Edit the items from the start of the records through the line that contains "919, 202, 928]", changing every "density-peak" to "density-maximum" and keeping everything else the same.

▶ [Exercise inputs]
|---|

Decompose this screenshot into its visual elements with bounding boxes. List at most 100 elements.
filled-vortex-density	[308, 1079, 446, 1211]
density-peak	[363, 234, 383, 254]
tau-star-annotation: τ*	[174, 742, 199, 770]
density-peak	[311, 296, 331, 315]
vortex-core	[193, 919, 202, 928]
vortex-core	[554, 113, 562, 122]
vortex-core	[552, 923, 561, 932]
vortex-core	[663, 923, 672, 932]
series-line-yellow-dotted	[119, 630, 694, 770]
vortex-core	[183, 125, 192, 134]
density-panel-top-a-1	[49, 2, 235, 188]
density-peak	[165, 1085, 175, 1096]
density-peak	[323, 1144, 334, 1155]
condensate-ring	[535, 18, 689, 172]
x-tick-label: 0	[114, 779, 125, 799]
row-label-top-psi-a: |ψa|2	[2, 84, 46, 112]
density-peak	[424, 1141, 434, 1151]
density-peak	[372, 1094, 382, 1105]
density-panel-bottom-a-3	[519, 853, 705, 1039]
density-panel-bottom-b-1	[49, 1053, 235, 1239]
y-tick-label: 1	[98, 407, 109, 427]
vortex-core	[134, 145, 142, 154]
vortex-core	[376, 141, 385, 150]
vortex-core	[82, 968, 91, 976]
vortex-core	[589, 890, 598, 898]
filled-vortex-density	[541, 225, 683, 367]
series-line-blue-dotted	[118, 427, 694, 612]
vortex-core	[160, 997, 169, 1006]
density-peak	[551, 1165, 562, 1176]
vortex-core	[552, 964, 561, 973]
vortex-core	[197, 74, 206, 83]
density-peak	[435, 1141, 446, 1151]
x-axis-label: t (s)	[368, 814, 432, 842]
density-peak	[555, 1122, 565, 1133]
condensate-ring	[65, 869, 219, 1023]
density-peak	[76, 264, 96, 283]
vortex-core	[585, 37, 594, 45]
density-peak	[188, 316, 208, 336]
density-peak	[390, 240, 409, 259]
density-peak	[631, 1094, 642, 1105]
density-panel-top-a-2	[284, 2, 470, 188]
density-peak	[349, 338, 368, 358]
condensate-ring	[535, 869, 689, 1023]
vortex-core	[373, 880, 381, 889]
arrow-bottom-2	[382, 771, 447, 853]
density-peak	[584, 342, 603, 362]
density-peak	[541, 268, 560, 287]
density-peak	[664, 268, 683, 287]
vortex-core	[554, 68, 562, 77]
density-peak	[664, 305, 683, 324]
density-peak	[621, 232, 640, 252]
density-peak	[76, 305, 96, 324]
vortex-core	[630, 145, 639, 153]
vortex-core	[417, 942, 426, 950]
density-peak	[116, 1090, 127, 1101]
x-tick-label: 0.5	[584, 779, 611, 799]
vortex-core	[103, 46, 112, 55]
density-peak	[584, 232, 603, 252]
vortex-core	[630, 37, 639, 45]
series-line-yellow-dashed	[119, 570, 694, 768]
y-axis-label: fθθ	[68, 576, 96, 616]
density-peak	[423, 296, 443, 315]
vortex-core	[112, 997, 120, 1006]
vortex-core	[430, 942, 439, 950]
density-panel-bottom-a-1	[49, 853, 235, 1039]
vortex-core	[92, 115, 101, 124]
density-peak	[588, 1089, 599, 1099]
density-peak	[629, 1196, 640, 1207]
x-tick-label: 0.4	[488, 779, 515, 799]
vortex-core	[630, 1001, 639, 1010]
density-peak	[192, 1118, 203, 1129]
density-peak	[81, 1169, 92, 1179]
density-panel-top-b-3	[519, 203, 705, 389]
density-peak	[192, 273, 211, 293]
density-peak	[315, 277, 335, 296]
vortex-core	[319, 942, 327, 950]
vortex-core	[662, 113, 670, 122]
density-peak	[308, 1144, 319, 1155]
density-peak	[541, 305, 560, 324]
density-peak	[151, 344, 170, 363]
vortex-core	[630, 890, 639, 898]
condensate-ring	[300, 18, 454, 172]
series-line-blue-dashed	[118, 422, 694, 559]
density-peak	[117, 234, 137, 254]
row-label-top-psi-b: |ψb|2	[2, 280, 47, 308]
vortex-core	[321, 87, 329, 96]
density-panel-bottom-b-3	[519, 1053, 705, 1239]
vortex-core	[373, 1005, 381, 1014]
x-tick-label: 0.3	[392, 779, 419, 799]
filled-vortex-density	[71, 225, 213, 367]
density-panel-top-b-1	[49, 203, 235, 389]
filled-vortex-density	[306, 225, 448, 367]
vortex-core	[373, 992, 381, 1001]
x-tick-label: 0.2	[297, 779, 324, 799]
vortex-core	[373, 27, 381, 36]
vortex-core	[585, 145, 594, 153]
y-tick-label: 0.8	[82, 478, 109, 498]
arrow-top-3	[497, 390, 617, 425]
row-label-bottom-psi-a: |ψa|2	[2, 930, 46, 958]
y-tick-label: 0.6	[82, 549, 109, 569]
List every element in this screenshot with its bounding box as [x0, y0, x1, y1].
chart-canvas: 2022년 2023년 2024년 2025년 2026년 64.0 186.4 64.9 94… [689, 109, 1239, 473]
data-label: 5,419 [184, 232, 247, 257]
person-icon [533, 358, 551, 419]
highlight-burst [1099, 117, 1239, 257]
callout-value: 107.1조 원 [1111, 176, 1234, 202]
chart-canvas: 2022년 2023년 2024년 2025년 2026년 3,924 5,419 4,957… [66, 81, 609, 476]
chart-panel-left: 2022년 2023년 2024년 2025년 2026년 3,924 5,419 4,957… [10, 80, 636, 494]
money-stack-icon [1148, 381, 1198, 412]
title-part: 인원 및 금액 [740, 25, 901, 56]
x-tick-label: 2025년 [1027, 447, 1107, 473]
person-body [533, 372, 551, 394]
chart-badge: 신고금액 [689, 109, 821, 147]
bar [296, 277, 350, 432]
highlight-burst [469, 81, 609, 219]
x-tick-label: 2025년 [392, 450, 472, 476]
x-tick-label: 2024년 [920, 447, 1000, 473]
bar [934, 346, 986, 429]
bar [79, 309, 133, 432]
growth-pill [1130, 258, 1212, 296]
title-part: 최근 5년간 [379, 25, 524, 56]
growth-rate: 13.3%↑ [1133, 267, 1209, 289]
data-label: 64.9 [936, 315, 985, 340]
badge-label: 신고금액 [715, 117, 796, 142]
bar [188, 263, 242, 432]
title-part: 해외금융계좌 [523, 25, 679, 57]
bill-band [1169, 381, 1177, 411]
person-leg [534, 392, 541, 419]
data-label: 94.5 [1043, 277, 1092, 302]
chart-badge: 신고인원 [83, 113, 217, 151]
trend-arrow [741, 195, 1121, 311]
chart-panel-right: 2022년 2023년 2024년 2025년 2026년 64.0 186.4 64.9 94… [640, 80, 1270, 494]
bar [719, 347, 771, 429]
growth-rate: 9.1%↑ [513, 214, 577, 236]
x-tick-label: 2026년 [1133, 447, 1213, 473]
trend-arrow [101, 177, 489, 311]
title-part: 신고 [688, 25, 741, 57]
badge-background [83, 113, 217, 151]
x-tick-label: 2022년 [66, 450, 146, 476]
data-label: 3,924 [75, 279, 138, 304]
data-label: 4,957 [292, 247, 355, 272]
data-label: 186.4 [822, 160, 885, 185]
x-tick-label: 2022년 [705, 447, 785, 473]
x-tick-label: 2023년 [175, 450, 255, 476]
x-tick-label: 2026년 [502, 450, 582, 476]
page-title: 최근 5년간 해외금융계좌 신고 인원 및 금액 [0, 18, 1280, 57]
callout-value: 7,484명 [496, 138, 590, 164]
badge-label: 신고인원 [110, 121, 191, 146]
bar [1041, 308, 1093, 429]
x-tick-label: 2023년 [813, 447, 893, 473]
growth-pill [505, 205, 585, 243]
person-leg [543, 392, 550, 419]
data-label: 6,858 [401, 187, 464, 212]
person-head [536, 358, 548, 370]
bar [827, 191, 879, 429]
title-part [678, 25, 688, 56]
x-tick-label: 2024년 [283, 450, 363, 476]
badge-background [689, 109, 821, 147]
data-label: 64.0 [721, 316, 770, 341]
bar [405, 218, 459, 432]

|---|

▶ [Response]
Decompose this screenshot into its visual elements with bounding boxes. List at most 100 elements.
filled-vortex-density	[308, 1079, 446, 1211]
density-maximum	[363, 234, 383, 254]
tau-star-annotation: τ*	[174, 742, 199, 770]
density-maximum	[311, 296, 331, 315]
vortex-core	[193, 919, 202, 928]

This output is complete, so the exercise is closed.